**PROBLEM**
Review the material line by line. Identify and copy every line that contains the string "Market".

**LISTING**
--- start ---
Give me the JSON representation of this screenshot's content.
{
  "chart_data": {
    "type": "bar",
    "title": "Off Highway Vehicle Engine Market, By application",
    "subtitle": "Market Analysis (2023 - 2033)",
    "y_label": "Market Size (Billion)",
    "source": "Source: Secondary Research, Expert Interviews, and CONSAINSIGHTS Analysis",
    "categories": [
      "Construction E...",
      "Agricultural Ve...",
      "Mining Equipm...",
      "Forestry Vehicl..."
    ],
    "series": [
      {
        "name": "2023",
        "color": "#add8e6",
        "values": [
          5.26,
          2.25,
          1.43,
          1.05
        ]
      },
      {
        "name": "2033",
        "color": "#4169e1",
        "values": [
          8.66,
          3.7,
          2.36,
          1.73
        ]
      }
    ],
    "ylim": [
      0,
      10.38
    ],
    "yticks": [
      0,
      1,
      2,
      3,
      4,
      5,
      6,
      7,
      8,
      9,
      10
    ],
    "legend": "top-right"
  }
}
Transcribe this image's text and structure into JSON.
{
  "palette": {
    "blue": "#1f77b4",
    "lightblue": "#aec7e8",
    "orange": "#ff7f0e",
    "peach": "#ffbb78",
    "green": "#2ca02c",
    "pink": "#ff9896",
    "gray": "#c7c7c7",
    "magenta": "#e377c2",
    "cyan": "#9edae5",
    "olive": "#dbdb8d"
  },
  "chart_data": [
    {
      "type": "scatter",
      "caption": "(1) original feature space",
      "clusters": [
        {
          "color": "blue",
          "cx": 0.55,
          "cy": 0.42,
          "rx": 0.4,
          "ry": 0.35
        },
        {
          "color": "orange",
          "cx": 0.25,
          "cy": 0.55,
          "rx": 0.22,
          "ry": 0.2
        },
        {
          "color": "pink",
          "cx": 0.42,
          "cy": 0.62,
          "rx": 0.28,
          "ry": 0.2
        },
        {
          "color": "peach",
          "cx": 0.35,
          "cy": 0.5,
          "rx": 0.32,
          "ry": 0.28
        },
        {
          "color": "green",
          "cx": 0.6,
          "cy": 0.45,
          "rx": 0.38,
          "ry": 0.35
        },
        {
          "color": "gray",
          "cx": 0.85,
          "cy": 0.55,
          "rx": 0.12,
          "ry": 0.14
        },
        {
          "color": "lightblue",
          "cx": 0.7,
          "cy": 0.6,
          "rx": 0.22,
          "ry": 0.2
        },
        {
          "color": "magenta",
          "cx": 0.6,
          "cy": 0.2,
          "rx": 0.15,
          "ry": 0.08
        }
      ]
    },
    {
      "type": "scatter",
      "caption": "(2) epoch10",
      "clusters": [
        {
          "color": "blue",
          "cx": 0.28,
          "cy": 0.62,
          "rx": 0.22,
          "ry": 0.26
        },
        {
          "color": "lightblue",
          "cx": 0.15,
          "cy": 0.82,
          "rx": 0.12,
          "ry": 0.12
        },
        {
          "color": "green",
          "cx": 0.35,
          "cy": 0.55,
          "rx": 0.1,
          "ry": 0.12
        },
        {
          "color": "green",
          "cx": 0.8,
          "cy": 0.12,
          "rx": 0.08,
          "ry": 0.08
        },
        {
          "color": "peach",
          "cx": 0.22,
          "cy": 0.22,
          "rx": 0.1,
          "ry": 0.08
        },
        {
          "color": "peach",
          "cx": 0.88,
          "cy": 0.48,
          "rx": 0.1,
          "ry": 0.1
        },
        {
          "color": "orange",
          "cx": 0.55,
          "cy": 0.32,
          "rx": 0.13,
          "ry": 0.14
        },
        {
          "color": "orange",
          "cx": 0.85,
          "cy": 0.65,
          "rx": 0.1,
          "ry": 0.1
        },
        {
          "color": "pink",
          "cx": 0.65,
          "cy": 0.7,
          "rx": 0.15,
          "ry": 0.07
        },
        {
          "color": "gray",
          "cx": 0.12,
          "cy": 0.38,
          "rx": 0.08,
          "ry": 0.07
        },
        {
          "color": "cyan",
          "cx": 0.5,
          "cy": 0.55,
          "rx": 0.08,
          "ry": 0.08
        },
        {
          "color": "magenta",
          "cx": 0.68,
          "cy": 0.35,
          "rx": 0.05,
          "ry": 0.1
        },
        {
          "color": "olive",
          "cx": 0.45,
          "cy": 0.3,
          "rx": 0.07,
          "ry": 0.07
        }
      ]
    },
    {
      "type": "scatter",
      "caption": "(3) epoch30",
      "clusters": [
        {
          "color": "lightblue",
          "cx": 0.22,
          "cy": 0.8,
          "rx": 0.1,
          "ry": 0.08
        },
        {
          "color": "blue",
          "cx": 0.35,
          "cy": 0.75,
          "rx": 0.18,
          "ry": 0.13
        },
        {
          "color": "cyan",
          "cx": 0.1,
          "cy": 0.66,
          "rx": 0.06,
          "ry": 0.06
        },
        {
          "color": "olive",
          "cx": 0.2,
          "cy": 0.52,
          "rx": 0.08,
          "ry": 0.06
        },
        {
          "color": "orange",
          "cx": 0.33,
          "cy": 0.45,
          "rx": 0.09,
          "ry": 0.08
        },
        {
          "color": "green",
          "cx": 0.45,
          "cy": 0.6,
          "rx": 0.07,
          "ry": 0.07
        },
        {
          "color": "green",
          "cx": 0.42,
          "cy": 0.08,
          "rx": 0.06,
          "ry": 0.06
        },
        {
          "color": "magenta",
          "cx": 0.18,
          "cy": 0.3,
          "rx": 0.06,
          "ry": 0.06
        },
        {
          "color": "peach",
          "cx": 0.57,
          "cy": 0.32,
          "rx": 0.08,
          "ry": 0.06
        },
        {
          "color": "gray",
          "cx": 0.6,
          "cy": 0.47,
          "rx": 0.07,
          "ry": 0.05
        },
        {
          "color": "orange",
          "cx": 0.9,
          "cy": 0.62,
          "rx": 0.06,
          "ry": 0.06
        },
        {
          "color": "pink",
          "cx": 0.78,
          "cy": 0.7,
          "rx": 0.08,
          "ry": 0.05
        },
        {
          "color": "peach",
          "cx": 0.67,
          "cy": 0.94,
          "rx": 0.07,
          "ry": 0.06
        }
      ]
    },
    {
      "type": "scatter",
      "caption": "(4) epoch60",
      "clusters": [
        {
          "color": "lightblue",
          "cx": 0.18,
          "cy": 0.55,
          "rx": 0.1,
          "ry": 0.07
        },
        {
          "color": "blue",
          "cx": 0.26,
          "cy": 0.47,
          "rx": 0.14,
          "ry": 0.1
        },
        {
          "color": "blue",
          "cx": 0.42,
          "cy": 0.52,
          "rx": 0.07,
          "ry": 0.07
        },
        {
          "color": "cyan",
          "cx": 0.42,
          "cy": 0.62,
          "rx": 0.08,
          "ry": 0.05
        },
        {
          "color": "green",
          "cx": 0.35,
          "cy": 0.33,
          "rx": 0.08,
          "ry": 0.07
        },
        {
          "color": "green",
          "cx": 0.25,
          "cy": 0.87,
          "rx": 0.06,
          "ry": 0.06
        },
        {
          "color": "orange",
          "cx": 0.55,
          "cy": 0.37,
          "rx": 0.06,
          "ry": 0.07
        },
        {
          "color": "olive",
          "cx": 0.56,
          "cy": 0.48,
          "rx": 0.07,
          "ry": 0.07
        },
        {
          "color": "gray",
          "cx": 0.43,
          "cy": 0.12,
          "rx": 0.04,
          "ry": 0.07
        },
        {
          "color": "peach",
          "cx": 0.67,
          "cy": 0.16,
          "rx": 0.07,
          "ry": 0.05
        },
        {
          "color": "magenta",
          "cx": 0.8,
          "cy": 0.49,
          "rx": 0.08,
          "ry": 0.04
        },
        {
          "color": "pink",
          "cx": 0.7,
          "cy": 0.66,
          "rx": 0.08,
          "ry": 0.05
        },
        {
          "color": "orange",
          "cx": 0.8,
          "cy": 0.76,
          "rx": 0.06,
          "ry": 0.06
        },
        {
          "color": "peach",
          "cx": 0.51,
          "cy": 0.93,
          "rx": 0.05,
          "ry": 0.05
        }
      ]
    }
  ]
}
--- end ---
**COMPLETE RESPONSE**
    "title": "Off Highway Vehicle Engine Market, By application",
    "subtitle": "Market Analysis (2023 - 2033)",
    "y_label": "Market Size (Billion)",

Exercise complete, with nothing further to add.